PROBLEM DESCRIPTION:
Go through the lines below. Copy those with "title".

RECORDS FOR PROCESSING:
=====
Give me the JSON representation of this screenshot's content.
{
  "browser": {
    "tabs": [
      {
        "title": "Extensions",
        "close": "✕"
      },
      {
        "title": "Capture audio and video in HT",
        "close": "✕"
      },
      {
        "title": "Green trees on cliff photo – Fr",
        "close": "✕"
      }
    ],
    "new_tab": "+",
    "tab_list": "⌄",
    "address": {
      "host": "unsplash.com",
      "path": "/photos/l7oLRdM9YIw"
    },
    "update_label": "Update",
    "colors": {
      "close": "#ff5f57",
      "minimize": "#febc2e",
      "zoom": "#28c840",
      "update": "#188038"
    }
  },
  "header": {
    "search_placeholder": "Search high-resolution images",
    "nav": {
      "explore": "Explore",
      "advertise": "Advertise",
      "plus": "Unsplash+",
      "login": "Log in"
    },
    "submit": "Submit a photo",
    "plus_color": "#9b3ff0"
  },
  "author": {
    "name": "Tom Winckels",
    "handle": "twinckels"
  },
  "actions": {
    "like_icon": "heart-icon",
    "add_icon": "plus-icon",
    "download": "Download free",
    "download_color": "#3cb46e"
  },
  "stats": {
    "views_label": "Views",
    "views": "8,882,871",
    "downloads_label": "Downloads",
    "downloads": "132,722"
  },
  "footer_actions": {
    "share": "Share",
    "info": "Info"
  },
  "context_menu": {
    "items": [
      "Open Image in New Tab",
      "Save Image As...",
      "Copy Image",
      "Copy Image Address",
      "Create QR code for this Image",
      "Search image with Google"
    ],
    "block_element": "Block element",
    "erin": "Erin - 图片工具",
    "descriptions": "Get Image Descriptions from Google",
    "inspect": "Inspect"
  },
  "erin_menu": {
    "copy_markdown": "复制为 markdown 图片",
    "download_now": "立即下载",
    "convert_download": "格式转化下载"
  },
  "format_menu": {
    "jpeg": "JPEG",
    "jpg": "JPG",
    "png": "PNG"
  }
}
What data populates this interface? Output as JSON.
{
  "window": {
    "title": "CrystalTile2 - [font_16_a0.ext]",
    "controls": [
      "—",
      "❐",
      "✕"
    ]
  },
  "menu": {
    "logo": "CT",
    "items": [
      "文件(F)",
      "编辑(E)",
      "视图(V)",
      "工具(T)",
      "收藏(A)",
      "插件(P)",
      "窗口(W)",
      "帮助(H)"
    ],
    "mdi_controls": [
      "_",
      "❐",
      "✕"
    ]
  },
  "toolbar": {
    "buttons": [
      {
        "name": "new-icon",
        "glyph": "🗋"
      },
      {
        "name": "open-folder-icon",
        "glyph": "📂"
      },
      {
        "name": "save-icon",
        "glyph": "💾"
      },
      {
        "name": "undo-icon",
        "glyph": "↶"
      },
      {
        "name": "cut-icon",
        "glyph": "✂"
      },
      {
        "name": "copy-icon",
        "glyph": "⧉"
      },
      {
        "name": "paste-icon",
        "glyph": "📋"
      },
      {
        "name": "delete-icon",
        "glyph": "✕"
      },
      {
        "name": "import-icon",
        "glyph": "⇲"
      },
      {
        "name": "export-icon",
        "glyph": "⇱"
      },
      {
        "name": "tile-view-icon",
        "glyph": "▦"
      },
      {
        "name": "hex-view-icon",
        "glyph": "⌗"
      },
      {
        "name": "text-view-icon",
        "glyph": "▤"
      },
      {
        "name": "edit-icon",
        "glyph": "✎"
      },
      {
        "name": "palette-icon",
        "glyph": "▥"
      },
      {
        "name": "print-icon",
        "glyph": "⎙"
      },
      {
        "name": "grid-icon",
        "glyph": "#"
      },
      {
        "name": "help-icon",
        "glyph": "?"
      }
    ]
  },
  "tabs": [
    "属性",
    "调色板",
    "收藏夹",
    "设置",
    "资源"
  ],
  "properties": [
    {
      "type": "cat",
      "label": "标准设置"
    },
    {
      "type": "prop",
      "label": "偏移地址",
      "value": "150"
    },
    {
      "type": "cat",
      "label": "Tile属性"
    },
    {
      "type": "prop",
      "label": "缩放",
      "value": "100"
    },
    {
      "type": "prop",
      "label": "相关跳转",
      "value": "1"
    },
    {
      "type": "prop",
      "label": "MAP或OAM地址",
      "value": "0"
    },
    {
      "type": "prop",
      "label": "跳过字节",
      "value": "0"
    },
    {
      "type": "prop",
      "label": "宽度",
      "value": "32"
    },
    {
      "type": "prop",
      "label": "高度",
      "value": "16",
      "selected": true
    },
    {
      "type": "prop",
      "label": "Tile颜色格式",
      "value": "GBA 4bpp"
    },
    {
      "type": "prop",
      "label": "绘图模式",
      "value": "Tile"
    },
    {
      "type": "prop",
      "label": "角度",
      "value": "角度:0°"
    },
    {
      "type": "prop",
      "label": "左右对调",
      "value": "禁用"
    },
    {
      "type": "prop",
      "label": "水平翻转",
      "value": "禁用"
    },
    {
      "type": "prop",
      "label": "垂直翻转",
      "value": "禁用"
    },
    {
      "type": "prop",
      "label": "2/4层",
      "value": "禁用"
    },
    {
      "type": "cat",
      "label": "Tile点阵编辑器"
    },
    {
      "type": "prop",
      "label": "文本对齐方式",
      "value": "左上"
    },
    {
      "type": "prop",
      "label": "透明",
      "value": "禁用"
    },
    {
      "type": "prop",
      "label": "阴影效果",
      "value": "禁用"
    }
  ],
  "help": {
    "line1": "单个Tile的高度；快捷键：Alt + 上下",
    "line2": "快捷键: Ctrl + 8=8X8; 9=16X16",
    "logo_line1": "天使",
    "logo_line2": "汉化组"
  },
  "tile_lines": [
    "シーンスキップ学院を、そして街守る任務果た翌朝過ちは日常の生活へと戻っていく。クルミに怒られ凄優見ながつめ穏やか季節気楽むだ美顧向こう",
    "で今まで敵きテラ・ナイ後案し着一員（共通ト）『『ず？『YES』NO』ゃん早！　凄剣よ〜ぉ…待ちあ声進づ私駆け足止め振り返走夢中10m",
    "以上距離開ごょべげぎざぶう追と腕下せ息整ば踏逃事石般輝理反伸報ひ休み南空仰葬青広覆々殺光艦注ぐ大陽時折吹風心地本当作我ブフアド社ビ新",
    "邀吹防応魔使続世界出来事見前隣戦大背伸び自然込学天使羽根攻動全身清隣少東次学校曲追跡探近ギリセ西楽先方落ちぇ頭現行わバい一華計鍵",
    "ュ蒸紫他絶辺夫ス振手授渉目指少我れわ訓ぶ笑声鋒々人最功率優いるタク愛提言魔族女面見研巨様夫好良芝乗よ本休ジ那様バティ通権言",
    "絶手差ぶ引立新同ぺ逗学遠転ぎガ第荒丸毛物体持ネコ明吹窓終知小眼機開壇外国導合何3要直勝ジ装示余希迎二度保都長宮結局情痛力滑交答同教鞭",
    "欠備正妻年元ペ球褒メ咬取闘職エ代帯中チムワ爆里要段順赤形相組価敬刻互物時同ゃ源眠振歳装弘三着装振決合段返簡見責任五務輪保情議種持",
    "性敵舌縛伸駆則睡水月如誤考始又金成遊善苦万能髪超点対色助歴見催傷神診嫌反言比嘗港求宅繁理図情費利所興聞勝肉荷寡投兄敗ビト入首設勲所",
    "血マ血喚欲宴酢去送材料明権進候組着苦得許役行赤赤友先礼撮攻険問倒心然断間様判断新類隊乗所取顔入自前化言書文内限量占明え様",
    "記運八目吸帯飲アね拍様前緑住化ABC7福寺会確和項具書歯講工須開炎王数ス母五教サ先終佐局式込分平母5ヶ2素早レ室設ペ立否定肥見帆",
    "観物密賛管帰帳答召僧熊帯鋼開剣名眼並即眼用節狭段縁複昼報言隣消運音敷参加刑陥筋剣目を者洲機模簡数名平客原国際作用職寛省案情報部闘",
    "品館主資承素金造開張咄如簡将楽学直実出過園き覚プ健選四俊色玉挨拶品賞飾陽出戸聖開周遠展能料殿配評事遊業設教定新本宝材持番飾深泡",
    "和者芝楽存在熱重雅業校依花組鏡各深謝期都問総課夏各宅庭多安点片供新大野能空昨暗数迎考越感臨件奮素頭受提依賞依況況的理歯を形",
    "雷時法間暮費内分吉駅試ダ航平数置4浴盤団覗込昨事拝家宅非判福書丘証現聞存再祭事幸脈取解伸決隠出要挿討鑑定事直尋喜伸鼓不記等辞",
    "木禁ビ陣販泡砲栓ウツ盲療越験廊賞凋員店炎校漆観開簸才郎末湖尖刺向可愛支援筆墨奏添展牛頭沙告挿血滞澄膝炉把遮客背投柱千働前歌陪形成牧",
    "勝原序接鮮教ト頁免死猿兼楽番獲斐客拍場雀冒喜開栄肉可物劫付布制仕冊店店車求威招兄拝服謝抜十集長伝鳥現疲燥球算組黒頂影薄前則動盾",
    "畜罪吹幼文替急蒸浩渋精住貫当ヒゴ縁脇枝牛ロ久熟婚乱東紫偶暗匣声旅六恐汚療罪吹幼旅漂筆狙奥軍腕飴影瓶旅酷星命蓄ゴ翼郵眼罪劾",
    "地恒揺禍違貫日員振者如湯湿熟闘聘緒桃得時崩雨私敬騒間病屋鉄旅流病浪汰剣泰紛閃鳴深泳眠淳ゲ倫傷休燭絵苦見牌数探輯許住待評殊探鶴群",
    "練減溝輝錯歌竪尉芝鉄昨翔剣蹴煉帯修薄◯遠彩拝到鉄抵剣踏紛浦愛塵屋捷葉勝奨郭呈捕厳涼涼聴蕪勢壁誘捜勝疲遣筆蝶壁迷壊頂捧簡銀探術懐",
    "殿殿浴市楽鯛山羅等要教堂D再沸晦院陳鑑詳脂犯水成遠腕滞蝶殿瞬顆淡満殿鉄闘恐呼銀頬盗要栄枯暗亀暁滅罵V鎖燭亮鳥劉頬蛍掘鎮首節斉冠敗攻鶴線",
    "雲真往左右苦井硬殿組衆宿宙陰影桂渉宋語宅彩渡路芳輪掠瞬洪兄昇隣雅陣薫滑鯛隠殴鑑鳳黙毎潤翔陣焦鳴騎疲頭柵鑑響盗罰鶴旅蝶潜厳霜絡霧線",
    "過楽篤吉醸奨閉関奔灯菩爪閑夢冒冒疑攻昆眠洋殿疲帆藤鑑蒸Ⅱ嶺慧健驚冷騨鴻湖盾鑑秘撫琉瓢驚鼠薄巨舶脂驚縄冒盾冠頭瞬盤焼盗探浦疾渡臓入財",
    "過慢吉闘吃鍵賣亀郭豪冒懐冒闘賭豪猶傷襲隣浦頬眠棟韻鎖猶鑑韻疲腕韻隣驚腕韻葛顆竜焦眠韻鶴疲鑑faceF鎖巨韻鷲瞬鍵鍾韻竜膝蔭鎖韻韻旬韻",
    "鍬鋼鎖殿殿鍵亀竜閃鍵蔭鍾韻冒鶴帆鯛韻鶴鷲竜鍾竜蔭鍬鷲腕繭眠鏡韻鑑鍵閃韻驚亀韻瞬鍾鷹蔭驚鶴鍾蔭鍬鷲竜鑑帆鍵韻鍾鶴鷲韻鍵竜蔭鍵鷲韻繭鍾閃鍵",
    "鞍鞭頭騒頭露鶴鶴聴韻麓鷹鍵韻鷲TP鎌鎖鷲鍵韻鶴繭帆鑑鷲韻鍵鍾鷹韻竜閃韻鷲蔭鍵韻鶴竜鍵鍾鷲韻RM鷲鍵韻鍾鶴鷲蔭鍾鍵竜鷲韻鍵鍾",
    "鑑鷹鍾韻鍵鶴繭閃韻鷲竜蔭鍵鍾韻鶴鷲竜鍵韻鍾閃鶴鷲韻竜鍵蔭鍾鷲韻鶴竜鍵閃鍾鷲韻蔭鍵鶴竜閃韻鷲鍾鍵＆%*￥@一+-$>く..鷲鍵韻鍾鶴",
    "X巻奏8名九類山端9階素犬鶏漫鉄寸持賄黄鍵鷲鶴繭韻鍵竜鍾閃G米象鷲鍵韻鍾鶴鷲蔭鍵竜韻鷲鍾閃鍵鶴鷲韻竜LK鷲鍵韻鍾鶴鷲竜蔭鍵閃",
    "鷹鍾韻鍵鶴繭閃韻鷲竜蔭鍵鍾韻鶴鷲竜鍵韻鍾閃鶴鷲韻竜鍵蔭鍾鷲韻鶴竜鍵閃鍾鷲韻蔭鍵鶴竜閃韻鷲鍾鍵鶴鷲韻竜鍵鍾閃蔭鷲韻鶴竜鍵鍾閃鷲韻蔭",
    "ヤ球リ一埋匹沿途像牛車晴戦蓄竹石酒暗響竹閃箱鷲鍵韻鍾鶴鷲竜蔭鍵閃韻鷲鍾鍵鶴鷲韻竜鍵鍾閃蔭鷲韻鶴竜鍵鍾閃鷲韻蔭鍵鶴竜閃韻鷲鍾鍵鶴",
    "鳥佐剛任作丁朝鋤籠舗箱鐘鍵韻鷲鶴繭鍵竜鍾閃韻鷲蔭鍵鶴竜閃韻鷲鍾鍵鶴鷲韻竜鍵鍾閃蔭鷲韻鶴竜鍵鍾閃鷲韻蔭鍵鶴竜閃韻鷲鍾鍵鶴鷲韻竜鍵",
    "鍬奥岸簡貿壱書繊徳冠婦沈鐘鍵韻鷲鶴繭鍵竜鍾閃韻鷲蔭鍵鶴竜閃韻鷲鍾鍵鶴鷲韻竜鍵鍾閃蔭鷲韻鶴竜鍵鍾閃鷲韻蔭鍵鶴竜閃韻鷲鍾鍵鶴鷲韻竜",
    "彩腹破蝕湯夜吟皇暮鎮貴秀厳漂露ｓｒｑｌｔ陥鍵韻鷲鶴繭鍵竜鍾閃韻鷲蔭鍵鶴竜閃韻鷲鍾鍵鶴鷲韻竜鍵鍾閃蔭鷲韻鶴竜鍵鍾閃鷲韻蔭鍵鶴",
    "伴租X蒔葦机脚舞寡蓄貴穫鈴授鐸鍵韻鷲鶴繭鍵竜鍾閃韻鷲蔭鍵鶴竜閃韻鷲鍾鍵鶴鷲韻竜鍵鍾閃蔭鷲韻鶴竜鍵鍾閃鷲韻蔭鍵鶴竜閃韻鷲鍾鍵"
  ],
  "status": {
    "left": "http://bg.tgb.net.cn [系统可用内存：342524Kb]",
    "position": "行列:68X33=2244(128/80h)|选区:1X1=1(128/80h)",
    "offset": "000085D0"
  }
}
=====
ANSWER TO THIS TASK:
        "title": "Extensions",
        "title": "Capture audio and video in HT",
        "title": "Green trees on cliff photo – Fr",
    "title": "CrystalTile2 - [font_16_a0.ext]",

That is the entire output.